▶ _SET PROBLEM_:
From the entries that follow, pick out all lines holding "object".
▼
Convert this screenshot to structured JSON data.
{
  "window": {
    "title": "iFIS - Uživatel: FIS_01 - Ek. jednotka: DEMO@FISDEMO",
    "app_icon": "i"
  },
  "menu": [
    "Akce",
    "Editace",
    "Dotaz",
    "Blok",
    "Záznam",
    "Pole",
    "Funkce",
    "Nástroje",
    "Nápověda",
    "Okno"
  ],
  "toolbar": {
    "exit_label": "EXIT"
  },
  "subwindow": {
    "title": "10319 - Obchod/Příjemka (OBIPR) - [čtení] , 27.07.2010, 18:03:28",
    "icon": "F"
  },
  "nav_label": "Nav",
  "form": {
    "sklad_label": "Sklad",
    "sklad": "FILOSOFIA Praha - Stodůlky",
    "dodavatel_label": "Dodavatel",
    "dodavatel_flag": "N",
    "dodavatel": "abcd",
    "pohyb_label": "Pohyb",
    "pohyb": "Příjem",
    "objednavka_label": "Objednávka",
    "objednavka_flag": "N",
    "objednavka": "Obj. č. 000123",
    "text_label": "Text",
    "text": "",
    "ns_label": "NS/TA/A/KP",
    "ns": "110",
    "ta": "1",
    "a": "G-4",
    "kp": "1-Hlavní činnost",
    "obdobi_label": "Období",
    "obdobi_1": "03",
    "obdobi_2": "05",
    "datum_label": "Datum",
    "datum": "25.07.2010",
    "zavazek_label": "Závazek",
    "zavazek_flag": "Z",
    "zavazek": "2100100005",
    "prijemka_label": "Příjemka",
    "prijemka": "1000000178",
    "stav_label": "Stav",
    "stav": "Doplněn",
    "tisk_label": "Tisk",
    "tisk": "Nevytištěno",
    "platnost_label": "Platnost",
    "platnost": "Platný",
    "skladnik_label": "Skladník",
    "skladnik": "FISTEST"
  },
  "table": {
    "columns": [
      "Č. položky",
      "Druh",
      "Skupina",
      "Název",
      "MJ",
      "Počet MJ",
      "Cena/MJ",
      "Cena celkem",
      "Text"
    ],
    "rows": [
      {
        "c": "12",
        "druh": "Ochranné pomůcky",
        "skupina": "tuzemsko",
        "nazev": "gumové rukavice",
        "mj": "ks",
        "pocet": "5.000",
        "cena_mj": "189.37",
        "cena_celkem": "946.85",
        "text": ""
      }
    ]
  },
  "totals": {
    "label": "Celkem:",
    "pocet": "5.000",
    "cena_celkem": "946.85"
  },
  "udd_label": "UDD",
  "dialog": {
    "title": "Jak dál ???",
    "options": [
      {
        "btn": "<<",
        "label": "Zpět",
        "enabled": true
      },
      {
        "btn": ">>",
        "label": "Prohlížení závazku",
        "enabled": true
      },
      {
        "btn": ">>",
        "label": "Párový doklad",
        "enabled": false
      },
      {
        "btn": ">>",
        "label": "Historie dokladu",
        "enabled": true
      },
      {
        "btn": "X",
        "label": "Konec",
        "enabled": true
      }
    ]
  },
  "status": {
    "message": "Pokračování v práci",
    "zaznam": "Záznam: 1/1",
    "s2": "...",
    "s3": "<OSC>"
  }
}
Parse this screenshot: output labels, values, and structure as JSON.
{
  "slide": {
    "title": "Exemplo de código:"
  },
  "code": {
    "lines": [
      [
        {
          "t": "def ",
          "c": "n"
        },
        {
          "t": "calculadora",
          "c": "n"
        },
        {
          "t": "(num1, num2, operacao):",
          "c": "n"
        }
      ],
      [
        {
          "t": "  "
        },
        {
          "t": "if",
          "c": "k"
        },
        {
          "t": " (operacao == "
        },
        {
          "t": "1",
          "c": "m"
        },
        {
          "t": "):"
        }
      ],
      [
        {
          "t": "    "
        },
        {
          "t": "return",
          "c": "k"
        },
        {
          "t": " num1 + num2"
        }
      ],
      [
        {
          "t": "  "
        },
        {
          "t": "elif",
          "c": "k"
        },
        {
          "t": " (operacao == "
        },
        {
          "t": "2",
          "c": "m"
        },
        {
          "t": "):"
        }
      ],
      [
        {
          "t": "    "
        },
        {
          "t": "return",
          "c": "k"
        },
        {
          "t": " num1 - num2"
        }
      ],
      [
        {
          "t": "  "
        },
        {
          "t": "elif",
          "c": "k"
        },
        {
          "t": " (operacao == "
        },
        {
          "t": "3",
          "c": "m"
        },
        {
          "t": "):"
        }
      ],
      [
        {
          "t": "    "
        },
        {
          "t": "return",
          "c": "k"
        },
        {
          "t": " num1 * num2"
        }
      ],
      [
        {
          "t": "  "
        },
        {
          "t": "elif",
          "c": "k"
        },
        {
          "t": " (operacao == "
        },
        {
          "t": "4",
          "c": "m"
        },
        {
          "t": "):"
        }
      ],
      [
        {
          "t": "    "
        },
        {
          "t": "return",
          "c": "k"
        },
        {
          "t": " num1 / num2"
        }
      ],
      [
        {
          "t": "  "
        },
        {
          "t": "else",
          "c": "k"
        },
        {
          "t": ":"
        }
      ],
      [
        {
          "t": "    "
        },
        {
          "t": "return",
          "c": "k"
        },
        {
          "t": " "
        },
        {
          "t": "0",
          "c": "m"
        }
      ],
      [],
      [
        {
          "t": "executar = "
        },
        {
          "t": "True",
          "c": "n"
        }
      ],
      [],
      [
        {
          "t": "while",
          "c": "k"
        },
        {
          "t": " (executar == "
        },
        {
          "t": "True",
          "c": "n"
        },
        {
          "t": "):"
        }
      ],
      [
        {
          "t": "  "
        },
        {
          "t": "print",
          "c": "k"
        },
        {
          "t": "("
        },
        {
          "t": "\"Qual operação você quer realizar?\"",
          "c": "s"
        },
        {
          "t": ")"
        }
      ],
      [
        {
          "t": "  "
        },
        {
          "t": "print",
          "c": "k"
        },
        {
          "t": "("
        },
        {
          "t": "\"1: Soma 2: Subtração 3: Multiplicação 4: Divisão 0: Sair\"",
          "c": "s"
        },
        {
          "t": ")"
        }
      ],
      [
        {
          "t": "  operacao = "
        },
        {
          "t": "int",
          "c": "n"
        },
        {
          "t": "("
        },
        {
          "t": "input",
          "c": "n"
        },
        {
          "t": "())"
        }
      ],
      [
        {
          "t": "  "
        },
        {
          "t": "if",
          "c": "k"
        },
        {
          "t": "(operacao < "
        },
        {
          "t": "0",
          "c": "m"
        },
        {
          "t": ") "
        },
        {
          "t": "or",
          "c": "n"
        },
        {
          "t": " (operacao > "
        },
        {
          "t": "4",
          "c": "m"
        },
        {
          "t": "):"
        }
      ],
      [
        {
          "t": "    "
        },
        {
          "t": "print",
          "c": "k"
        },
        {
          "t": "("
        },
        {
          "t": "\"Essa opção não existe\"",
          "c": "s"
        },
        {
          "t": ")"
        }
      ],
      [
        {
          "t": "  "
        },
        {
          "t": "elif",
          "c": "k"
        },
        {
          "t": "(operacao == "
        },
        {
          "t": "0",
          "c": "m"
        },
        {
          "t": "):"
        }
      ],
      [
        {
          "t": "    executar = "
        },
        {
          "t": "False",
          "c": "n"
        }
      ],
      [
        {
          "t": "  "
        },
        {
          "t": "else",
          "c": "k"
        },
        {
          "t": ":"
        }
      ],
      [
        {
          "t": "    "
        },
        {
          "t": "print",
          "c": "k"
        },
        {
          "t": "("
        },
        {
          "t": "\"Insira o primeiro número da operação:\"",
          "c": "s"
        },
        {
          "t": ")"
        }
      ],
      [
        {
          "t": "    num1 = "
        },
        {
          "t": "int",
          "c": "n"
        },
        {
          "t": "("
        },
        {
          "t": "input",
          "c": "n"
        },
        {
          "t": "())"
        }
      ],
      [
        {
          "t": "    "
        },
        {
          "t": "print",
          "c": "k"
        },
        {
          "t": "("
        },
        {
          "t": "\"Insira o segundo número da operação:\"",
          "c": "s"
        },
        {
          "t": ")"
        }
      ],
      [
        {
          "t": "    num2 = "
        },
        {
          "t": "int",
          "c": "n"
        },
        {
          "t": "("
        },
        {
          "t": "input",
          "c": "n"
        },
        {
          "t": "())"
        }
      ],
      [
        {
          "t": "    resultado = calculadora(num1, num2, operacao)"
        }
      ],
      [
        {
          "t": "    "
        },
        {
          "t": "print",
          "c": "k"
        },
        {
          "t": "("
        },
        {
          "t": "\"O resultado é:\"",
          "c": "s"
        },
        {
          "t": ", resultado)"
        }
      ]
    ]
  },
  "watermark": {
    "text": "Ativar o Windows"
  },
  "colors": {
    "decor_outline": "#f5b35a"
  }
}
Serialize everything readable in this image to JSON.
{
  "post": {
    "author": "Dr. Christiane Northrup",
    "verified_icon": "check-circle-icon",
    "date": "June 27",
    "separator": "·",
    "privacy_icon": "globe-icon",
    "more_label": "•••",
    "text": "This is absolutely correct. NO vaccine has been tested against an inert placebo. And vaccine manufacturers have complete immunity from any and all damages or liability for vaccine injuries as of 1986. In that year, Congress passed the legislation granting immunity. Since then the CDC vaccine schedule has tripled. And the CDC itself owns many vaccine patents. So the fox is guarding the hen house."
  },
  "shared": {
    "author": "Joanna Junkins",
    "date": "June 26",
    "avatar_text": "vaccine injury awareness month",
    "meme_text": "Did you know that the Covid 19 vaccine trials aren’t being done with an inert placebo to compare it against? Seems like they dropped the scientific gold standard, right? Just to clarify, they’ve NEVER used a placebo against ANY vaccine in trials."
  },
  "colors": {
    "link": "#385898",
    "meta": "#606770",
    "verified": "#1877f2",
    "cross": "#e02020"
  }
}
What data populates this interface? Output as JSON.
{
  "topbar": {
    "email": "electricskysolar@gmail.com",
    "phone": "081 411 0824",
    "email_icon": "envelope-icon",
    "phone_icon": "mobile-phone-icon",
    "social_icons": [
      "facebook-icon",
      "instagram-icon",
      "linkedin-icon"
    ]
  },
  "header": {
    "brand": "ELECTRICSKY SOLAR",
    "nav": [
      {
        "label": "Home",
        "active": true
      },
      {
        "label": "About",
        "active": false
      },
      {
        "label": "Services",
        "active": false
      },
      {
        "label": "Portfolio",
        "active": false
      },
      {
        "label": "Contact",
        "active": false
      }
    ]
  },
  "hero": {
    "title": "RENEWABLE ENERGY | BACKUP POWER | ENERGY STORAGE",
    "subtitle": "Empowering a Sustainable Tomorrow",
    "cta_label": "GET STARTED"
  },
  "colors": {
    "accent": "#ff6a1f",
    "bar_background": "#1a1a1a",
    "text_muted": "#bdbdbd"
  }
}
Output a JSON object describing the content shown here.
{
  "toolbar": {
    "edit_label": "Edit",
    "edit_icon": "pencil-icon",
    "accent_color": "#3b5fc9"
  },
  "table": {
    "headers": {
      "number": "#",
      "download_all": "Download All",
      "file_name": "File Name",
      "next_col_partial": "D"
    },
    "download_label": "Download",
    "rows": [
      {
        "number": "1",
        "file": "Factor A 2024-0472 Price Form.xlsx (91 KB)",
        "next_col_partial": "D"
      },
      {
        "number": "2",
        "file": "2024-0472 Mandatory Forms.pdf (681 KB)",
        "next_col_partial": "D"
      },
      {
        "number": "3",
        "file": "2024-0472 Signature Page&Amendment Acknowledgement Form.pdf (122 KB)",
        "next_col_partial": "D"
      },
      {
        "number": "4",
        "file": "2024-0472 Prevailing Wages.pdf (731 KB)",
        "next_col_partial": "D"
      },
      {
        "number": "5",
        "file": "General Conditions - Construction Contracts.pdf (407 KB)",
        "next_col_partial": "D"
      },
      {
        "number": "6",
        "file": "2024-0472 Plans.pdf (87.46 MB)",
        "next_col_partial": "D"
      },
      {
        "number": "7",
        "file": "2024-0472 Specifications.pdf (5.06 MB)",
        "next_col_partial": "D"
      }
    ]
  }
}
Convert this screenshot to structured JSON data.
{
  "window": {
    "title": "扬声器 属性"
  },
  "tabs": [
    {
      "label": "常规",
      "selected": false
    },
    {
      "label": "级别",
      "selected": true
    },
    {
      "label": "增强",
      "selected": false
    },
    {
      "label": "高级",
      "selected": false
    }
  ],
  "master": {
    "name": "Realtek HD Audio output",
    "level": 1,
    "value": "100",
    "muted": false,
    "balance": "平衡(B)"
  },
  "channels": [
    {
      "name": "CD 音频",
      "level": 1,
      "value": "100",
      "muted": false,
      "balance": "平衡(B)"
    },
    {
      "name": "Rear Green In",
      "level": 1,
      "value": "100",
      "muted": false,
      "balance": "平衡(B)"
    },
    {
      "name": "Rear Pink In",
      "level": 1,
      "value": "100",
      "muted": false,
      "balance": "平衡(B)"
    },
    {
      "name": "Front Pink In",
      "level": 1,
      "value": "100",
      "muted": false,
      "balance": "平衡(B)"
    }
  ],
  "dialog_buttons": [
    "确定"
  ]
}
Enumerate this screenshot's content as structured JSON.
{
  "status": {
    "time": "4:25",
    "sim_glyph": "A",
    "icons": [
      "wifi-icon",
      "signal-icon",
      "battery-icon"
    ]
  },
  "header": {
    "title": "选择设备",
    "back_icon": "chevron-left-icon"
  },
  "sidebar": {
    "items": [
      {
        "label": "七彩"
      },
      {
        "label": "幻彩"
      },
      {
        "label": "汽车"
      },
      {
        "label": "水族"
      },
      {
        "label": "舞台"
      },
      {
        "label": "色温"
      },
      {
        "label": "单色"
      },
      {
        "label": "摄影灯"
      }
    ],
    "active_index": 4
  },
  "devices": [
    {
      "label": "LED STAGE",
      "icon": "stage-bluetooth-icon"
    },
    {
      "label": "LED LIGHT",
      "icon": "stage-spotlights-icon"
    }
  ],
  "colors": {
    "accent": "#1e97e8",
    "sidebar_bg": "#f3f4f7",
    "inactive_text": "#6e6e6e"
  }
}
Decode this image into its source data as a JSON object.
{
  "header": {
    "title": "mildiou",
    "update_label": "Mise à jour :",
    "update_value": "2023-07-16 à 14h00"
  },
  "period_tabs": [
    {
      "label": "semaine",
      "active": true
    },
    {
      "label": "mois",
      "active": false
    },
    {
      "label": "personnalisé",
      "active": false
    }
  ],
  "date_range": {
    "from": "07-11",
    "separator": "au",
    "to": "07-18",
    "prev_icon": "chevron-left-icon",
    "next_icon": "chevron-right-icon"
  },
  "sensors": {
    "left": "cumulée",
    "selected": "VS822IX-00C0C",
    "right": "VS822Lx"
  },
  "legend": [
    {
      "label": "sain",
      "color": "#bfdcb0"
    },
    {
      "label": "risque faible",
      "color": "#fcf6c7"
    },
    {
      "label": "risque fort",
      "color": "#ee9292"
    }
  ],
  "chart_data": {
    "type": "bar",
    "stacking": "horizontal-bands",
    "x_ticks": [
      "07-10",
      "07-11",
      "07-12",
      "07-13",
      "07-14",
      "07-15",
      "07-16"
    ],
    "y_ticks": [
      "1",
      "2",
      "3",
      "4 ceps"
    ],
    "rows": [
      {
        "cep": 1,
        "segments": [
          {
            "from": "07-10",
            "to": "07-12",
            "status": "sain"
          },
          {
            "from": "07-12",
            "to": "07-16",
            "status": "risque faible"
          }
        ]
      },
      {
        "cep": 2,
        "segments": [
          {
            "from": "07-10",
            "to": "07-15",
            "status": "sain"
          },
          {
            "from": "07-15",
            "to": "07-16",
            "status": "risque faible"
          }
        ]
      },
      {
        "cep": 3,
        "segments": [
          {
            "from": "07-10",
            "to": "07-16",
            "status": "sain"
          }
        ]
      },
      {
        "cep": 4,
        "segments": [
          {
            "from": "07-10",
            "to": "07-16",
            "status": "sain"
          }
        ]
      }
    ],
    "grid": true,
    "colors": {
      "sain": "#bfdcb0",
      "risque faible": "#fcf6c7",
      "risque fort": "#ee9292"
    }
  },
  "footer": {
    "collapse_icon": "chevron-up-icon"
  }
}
▲
▶ _FULL OUTPUT_:
Output a JSON object describing the content shown here.
Decode this image into its source data as a JSON object.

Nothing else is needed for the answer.